STATED PROBLEM
Each entry below is to be given again word for word, with no pictures.

DATA SHOWN

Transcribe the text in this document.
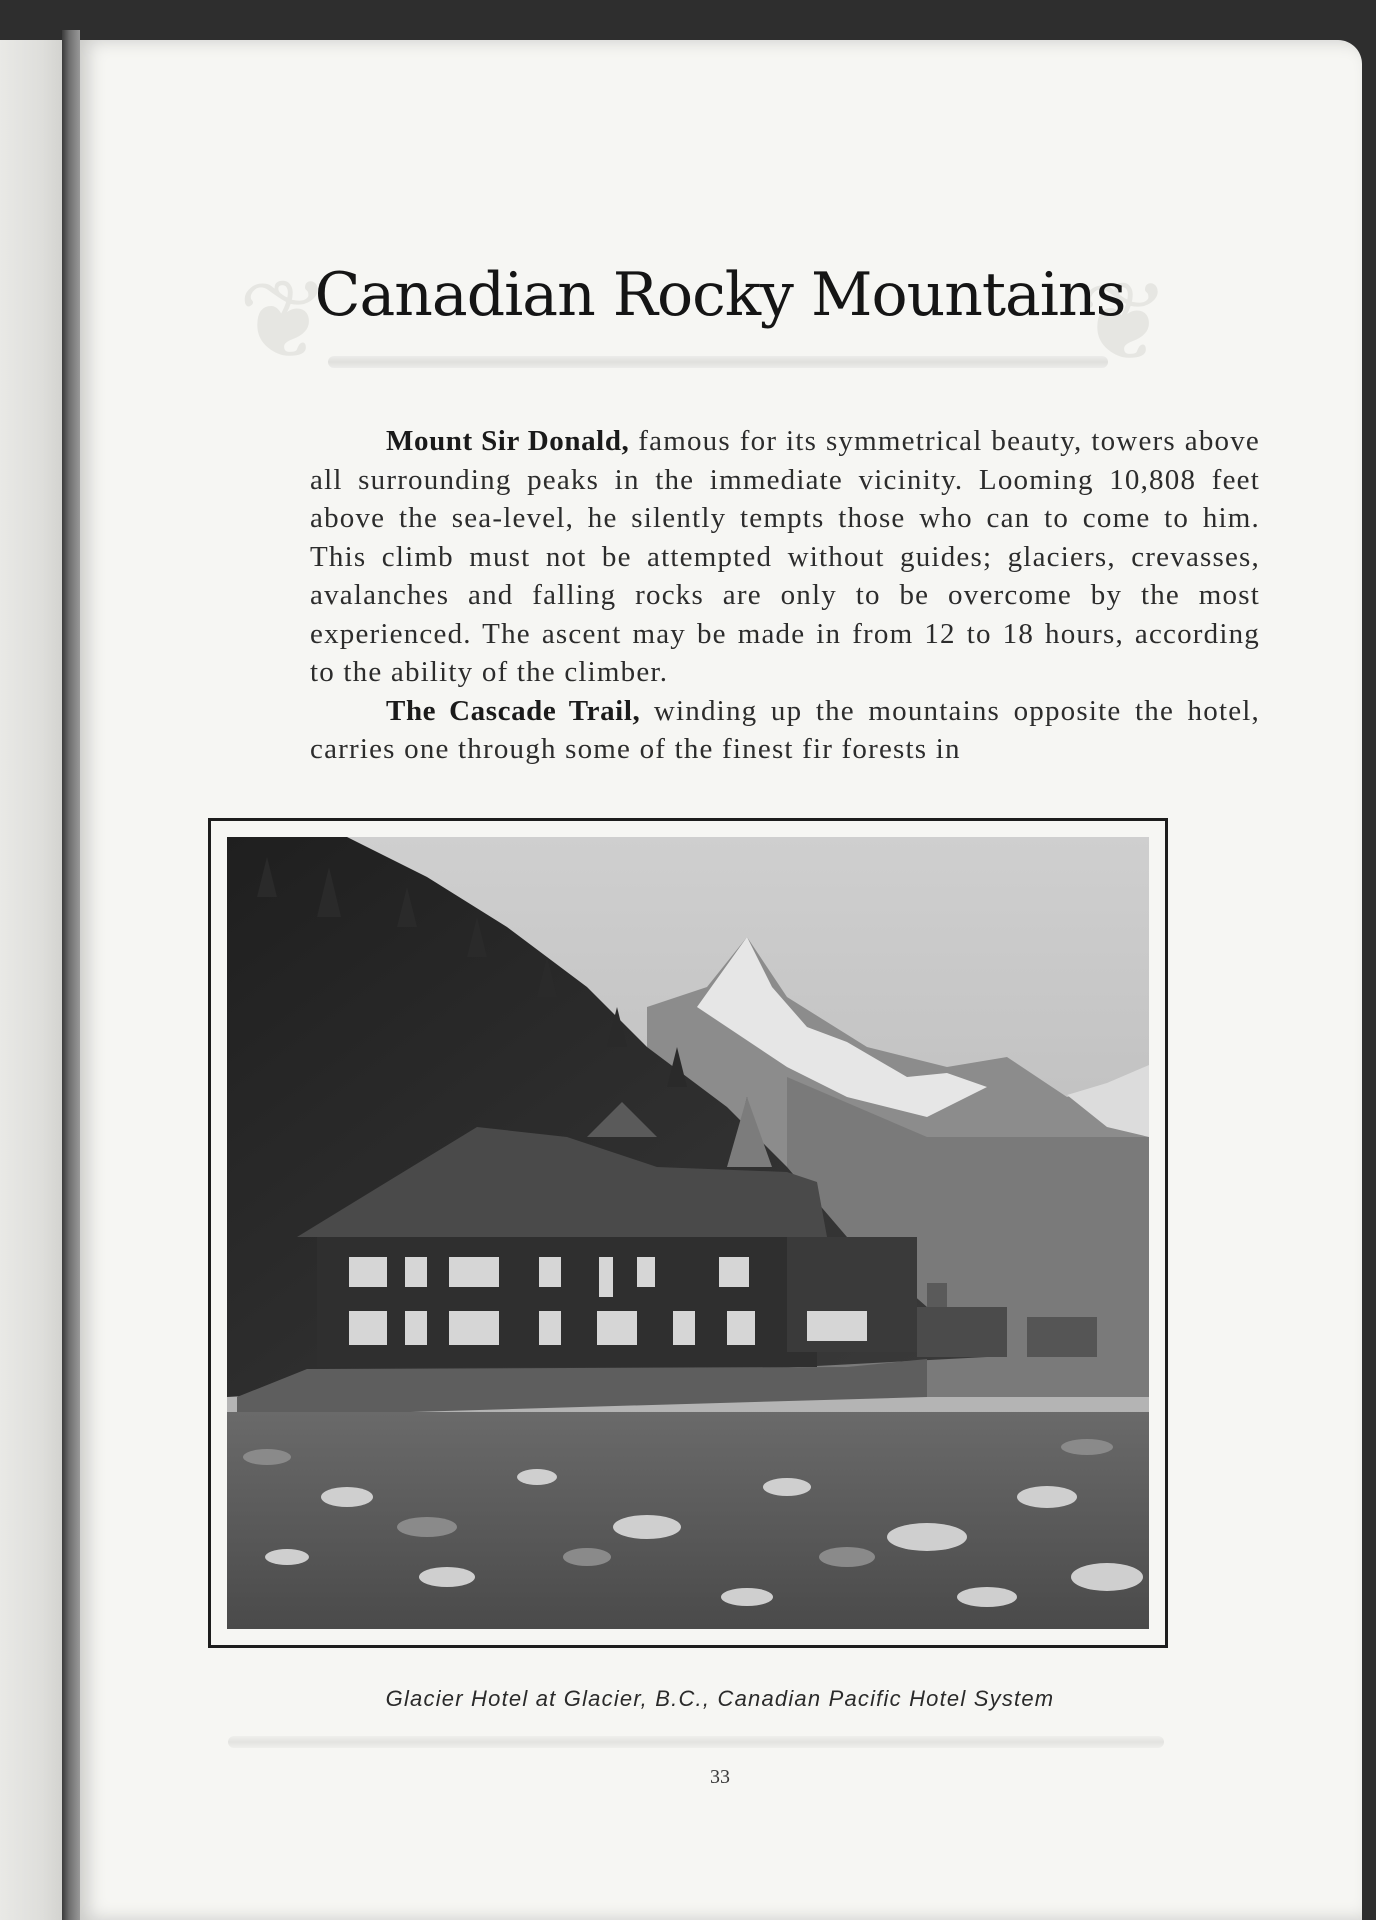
❦	❦
Canadian Rocky Mountains

Mount Sir Donald, famous for its symmetrical beauty, towers above all surrounding peaks in the immediate vicinity. Looming 10,808 feet above the sea-level, he silently tempts those who can to come to him. This climb must not be attempted without guides; glaciers, crevasses, avalanches and falling rocks are only to be overcome by the most experienced. The ascent may be made in from 12 to 18 hours, according to the ability of the climber.

The Cascade Trail, winding up the mountains opposite the hotel, carries one through some of the finest fir forests in

Glacier Hotel at Glacier, B.C., Canadian Pacific Hotel System
33
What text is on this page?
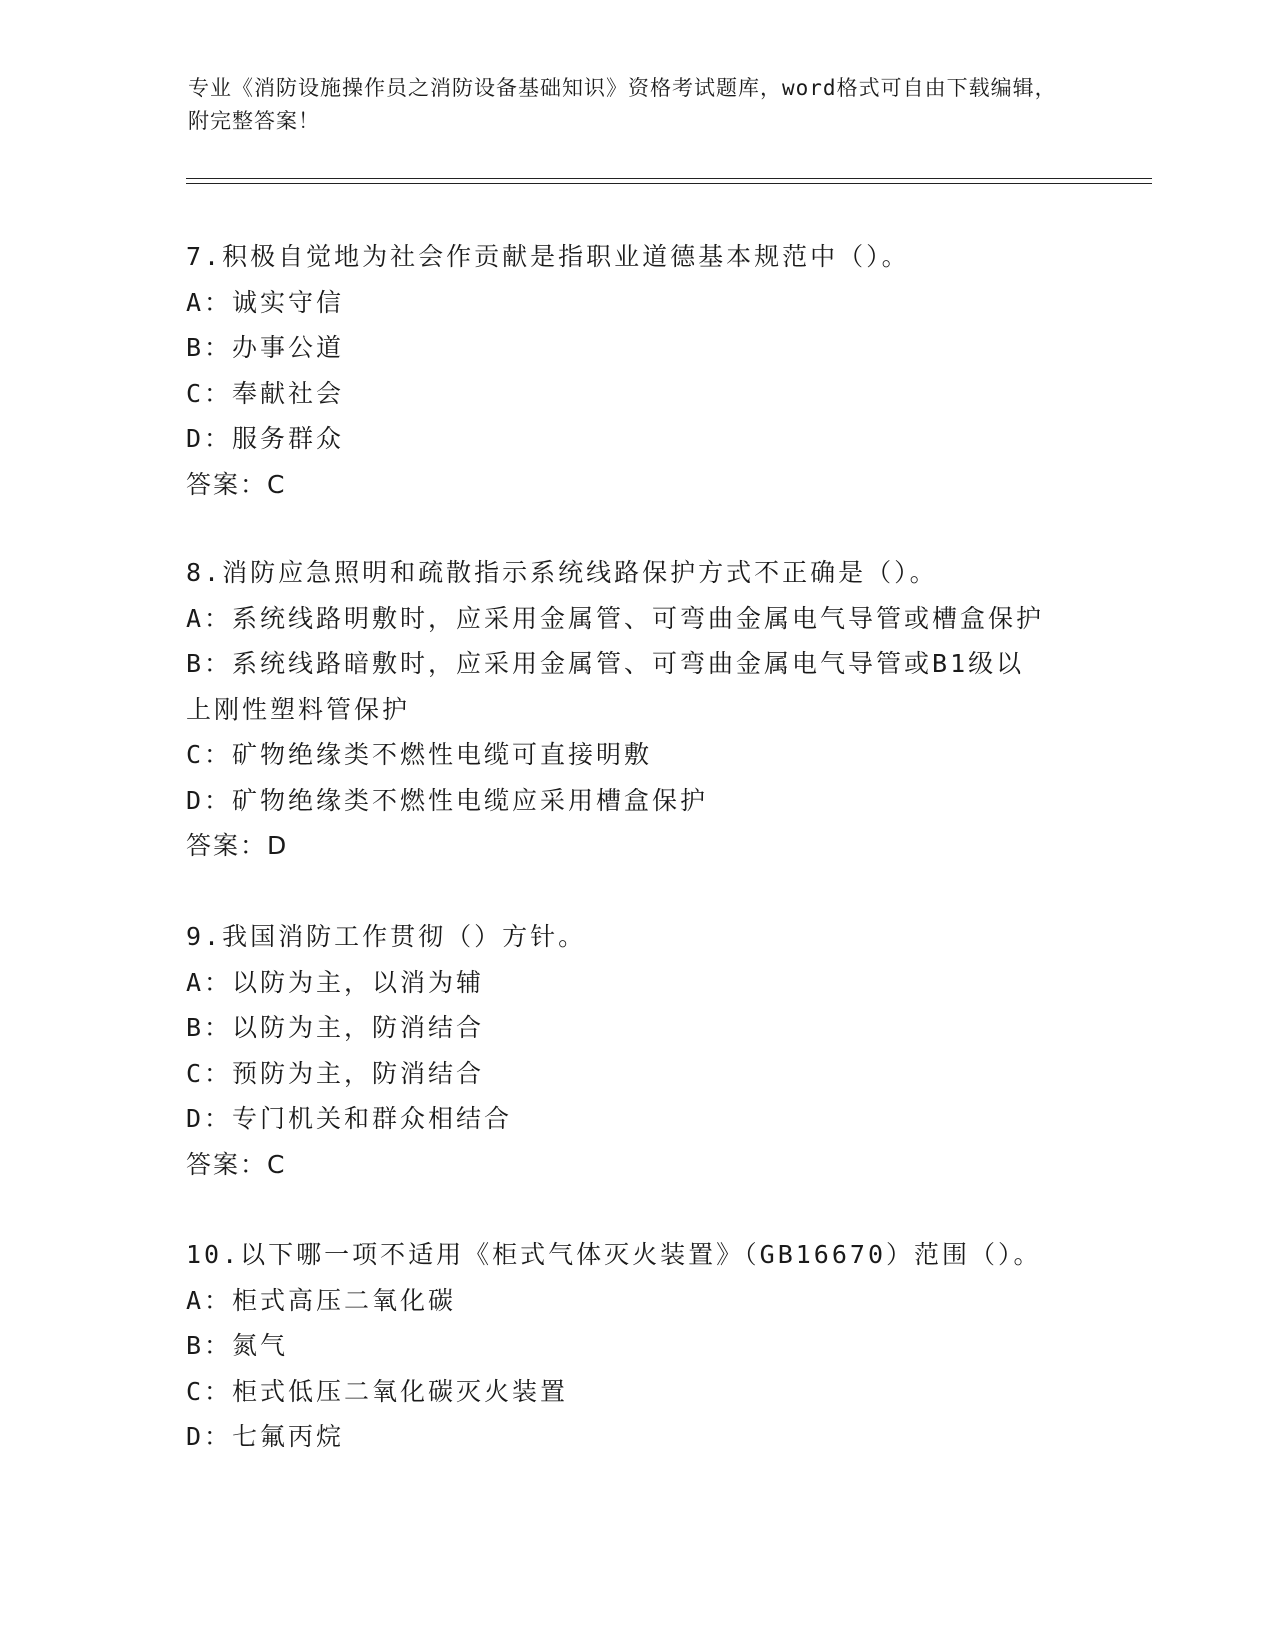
专业《消防设施操作员之消防设备基础知识》资格考试题库，word格式可自由下载编辑，附完整答案！
7.积极自觉地为社会作贡献是指职业道德基本规范中（）。
A：诚实守信
B：办事公道
C：奉献社会
D：服务群众
答案：C
8.消防应急照明和疏散指示系统线路保护方式不正确是（）。
A：系统线路明敷时，应采用金属管、可弯曲金属电气导管或槽盒保护
B：系统线路暗敷时，应采用金属管、可弯曲金属电气导管或B1级以上刚性塑料管保护
C：矿物绝缘类不燃性电缆可直接明敷
D：矿物绝缘类不燃性电缆应采用槽盒保护
答案：D
9.我国消防工作贯彻（）方针。
A：以防为主，以消为辅
B：以防为主，防消结合
C：预防为主，防消结合
D：专门机关和群众相结合
答案：C
10.以下哪一项不适用《柜式气体灭火装置》（GB16670）范围（）。
A：柜式高压二氧化碳
B：氮气
C：柜式低压二氧化碳灭火装置
D：七氟丙烷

COMPLETED EXERCISE
Transcribe the text in this document.
❦	❦
Canadian Rocky Mountains

Mount Sir Donald, famous for its symmetrical beauty, towers above all surrounding peaks in the immediate vicinity. Looming 10,808 feet above the sea-level, he silently tempts those who can to come to him. This climb must not be attempted without guides; glaciers, crevasses, avalanches and falling rocks are only to be overcome by the most experienced. The ascent may be made in from 12 to 18 hours, according to the ability of the climber.

The Cascade Trail, winding up the mountains opposite the hotel, carries one through some of the finest fir forests in

Glacier Hotel at Glacier, B.C., Canadian Pacific Hotel System
33
What text is on this page?
专业《消防设施操作员之消防设备基础知识》资格考试题库，word格式可自由下载编辑，附完整答案！
7.积极自觉地为社会作贡献是指职业道德基本规范中（）。
A：诚实守信
B：办事公道
C：奉献社会
D：服务群众
答案：C
8.消防应急照明和疏散指示系统线路保护方式不正确是（）。
A：系统线路明敷时，应采用金属管、可弯曲金属电气导管或槽盒保护
B：系统线路暗敷时，应采用金属管、可弯曲金属电气导管或B1级以上刚性塑料管保护
C：矿物绝缘类不燃性电缆可直接明敷
D：矿物绝缘类不燃性电缆应采用槽盒保护
答案：D
9.我国消防工作贯彻（）方针。
A：以防为主，以消为辅
B：以防为主，防消结合
C：预防为主，防消结合
D：专门机关和群众相结合
答案：C
10.以下哪一项不适用《柜式气体灭火装置》（GB16670）范围（）。
A：柜式高压二氧化碳
B：氮气
C：柜式低压二氧化碳灭火装置
D：七氟丙烷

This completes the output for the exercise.